■ Work to do
Find the lines in these entries that include the word "name" and state how many there are, with no other words.

(Records that describe figures)
·····

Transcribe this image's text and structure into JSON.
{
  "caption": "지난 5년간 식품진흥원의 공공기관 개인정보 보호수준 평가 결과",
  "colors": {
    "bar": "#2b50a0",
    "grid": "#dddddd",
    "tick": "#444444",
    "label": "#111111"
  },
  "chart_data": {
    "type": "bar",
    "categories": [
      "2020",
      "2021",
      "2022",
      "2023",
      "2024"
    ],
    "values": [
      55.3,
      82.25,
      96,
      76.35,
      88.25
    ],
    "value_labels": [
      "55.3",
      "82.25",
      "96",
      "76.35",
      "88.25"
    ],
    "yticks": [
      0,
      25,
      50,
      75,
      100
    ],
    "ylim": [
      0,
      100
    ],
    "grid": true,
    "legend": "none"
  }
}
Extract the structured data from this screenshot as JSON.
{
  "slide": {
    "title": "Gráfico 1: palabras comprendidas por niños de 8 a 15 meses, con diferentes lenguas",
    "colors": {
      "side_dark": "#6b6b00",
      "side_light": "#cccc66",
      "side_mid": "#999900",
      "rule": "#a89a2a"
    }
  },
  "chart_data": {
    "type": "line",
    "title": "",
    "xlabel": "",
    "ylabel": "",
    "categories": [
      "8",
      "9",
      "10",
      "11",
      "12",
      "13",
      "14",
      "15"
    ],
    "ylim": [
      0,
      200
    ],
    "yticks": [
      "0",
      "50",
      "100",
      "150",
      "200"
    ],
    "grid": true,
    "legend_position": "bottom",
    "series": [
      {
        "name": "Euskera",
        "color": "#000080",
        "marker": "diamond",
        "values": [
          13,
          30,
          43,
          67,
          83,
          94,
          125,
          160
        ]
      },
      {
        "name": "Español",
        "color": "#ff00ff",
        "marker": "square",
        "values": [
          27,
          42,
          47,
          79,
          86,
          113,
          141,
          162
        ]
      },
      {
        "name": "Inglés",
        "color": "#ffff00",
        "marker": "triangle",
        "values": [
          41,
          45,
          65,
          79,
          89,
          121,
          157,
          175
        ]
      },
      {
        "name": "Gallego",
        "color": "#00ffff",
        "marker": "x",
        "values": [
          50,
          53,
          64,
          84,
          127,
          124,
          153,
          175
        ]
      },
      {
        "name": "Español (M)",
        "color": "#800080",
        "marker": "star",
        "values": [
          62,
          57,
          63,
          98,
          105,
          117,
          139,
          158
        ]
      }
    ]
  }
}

·····

■ Result of this exercise
5